*DIRECTIONS FOR THIS TASK*
Check each line for the string "none", then give only how many lines have it.

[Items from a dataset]
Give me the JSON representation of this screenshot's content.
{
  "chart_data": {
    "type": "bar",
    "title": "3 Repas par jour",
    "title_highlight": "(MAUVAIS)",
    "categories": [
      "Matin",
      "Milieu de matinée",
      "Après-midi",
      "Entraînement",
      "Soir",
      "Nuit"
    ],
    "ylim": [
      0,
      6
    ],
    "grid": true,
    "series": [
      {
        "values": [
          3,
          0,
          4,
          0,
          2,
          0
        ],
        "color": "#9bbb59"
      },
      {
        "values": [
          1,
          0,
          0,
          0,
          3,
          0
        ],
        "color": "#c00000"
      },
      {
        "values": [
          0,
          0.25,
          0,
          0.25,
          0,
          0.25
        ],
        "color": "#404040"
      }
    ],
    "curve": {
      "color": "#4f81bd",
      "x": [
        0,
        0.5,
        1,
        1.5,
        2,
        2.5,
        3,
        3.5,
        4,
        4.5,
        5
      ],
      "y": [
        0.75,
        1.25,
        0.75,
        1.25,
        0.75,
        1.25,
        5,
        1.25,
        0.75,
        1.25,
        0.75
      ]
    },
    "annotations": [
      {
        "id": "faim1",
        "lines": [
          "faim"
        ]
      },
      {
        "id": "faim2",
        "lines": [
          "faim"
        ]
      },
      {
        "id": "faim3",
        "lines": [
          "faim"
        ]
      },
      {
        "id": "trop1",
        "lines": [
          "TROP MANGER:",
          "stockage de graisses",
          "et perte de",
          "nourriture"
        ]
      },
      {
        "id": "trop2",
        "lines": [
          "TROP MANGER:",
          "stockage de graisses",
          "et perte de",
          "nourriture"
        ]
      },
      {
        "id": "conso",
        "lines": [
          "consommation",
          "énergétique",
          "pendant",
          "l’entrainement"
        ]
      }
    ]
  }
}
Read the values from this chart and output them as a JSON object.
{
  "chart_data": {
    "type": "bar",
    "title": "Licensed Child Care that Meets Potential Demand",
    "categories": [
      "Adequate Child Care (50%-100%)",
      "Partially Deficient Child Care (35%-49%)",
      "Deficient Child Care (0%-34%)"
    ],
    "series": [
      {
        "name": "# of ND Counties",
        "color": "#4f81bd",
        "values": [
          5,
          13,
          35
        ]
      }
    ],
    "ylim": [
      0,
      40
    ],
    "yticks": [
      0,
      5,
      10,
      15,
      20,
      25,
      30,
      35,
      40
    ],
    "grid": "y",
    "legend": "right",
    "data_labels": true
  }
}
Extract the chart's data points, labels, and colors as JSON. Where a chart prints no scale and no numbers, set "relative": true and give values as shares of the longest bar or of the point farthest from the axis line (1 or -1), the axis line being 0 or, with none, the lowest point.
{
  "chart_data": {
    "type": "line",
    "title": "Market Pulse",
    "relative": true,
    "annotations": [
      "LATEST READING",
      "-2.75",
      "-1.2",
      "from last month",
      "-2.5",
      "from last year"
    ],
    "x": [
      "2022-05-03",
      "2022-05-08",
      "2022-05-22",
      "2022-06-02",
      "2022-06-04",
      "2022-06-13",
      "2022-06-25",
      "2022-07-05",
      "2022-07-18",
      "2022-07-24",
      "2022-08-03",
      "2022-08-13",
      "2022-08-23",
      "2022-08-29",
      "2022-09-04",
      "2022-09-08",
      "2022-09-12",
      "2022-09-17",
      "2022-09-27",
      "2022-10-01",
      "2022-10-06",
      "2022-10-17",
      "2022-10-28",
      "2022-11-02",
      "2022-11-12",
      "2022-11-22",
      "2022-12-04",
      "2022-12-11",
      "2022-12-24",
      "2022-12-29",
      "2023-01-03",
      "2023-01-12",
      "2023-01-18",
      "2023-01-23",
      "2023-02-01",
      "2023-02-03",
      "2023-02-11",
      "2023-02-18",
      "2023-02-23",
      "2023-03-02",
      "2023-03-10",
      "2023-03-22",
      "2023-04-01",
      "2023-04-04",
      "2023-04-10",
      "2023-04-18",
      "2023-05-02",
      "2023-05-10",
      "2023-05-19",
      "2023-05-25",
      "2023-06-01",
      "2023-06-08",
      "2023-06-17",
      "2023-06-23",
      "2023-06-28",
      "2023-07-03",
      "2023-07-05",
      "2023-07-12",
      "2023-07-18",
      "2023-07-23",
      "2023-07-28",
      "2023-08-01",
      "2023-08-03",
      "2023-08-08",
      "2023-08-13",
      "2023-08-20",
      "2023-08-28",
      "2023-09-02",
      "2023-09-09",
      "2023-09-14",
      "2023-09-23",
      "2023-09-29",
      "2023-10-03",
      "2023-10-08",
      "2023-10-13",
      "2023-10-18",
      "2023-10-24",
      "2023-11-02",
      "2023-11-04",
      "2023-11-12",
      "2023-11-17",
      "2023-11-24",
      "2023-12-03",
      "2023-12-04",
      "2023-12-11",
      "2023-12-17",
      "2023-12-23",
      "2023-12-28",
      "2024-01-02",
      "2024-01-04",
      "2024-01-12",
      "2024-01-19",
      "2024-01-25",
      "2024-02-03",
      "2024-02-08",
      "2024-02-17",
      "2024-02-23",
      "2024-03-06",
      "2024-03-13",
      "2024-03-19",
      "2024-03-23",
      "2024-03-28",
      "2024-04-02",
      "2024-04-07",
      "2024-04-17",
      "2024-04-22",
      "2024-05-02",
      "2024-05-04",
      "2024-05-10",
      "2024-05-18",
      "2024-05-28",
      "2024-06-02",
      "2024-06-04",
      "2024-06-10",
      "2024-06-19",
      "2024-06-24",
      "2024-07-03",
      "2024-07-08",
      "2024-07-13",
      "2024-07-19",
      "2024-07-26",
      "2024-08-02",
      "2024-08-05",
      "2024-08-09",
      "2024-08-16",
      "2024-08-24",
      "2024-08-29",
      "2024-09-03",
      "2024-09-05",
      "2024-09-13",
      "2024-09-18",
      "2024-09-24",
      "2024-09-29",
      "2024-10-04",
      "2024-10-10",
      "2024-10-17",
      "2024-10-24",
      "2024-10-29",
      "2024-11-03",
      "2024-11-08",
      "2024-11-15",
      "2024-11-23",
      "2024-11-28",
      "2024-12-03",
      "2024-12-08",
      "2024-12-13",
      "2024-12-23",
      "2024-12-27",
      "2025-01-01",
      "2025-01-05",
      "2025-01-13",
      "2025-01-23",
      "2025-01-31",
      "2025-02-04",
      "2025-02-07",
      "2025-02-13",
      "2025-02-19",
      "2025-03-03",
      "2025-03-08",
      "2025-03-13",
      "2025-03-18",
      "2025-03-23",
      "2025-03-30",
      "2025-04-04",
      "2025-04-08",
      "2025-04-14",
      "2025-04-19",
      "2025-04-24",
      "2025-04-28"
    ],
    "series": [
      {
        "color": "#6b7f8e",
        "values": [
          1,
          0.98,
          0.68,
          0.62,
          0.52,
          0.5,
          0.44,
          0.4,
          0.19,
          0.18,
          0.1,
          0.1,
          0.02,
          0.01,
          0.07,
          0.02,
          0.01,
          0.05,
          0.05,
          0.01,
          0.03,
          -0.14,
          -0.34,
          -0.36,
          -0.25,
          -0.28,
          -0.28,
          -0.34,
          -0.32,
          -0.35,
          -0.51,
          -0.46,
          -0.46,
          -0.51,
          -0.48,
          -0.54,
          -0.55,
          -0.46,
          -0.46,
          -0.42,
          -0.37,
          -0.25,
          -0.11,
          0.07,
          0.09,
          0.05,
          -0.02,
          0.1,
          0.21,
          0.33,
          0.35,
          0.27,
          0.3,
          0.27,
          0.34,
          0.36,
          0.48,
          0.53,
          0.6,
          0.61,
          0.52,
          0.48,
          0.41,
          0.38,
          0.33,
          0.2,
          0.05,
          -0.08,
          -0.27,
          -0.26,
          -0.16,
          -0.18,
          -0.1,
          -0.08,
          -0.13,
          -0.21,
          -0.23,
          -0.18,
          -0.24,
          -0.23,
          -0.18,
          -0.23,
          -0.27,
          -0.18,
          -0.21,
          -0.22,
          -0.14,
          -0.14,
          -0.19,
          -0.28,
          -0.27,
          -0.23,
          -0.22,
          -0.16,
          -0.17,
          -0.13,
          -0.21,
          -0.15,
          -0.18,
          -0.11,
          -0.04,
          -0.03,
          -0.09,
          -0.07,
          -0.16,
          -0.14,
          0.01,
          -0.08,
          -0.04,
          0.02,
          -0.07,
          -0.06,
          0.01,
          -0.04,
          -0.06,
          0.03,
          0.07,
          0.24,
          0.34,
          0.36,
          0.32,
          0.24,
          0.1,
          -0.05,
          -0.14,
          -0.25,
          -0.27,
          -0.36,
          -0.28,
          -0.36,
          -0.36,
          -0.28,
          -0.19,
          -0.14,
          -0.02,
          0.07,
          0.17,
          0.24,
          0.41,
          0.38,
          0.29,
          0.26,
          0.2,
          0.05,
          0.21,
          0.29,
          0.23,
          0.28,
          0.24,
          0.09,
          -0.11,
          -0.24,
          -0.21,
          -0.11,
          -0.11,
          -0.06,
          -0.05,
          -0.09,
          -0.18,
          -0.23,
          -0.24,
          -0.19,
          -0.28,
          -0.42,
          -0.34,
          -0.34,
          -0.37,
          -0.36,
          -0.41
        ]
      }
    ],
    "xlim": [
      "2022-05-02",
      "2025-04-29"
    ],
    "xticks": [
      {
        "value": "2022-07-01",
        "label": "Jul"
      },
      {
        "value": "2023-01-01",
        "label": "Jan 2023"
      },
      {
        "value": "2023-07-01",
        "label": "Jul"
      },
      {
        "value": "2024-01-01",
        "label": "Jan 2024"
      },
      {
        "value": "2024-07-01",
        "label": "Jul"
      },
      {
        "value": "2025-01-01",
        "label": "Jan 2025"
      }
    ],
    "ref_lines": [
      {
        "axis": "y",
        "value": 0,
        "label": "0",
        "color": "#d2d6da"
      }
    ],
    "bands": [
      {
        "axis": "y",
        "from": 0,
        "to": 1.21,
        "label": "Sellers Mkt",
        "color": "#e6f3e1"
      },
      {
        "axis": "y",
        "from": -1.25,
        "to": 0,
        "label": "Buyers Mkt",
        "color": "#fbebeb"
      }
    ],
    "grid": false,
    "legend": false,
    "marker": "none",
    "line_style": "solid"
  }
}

*RESULT OF THIS EXERCISE*
2